— start Exercise data —
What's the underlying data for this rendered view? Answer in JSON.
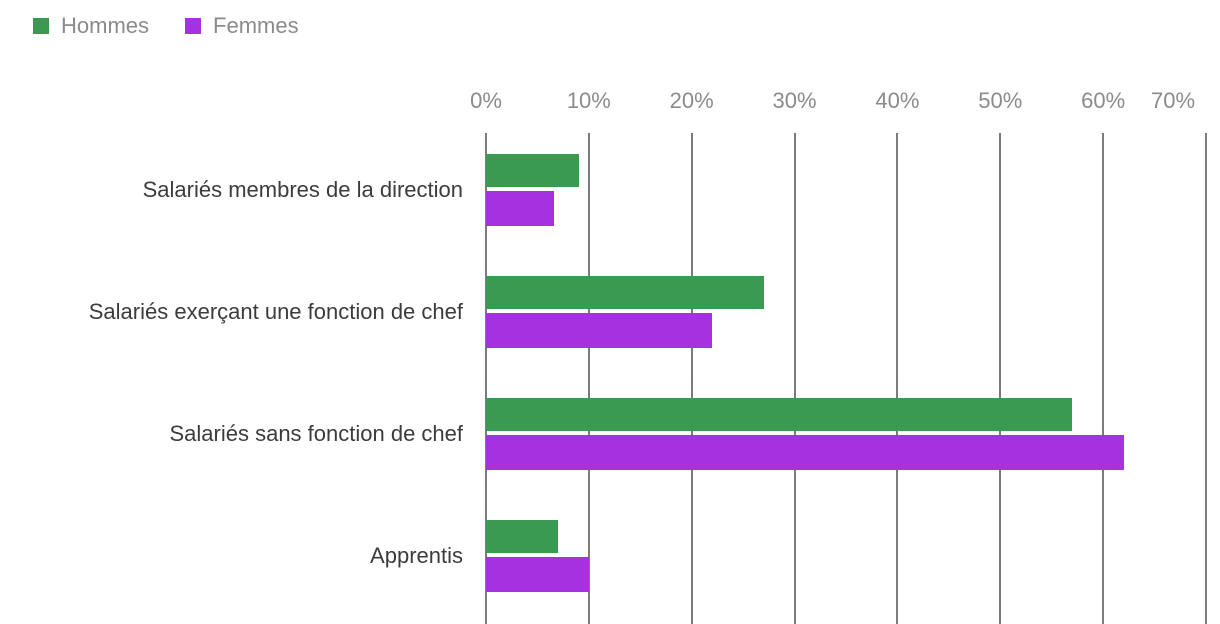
{
  "legend": {
    "items": [
      {
        "label": "Hommes",
        "color": "#3a9a51"
      },
      {
        "label": "Femmes",
        "color": "#a531df"
      }
    ]
  },
  "chart_data": {
    "type": "bar",
    "orientation": "horizontal",
    "categories": [
      "Salariés membres de la direction",
      "Salariés exerçant une fonction de chef",
      "Salariés sans fonction de chef",
      "Apprentis"
    ],
    "series": [
      {
        "name": "Hommes",
        "color": "#3a9a51",
        "values": [
          9,
          27,
          57,
          7
        ]
      },
      {
        "name": "Femmes",
        "color": "#a531df",
        "values": [
          6.6,
          22,
          62,
          10
        ]
      }
    ],
    "x_ticks": [
      "0%",
      "10%",
      "20%",
      "30%",
      "40%",
      "50%",
      "60%",
      "70%"
    ],
    "x_tick_values": [
      0,
      10,
      20,
      30,
      40,
      50,
      60,
      70
    ],
    "xlim": [
      0,
      70
    ],
    "grid": "vertical",
    "legend_position": "top-left",
    "colors": {
      "gridline": "#7b7b7b",
      "tick_text": "#8b8b8b",
      "category_text": "#3c3c3c",
      "background": "#ffffff"
    }
  }
}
— end Exercise data —
**Goal of the exercise**. All records should be output exactly, with the pictures left out.

**Solution to the problem**.
What's the underlying data for this rendered view? Answer in JSON.
{
  "legend": {
    "items": [
      {
        "label": "Hommes",
        "color": "#3a9a51"
      },
      {
        "label": "Femmes",
        "color": "#a531df"
      }
    ]
  },
  "chart_data": {
    "type": "bar",
    "orientation": "horizontal",
    "categories": [
      "Salariés membres de la direction",
      "Salariés exerçant une fonction de chef",
      "Salariés sans fonction de chef",
      "Apprentis"
    ],
    "series": [
      {
        "name": "Hommes",
        "color": "#3a9a51",
        "values": [
          9,
          27,
          57,
          7
        ]
      },
      {
        "name": "Femmes",
        "color": "#a531df",
        "values": [
          6.6,
          22,
          62,
          10
        ]
      }
    ],
    "x_ticks": [
      "0%",
      "10%",
      "20%",
      "30%",
      "40%",
      "50%",
      "60%",
      "70%"
    ],
    "x_tick_values": [
      0,
      10,
      20,
      30,
      40,
      50,
      60,
      70
    ],
    "xlim": [
      0,
      70
    ],
    "grid": "vertical",
    "legend_position": "top-left",
    "colors": {
      "gridline": "#7b7b7b",
      "tick_text": "#8b8b8b",
      "category_text": "#3c3c3c",
      "background": "#ffffff"
    }
  }
}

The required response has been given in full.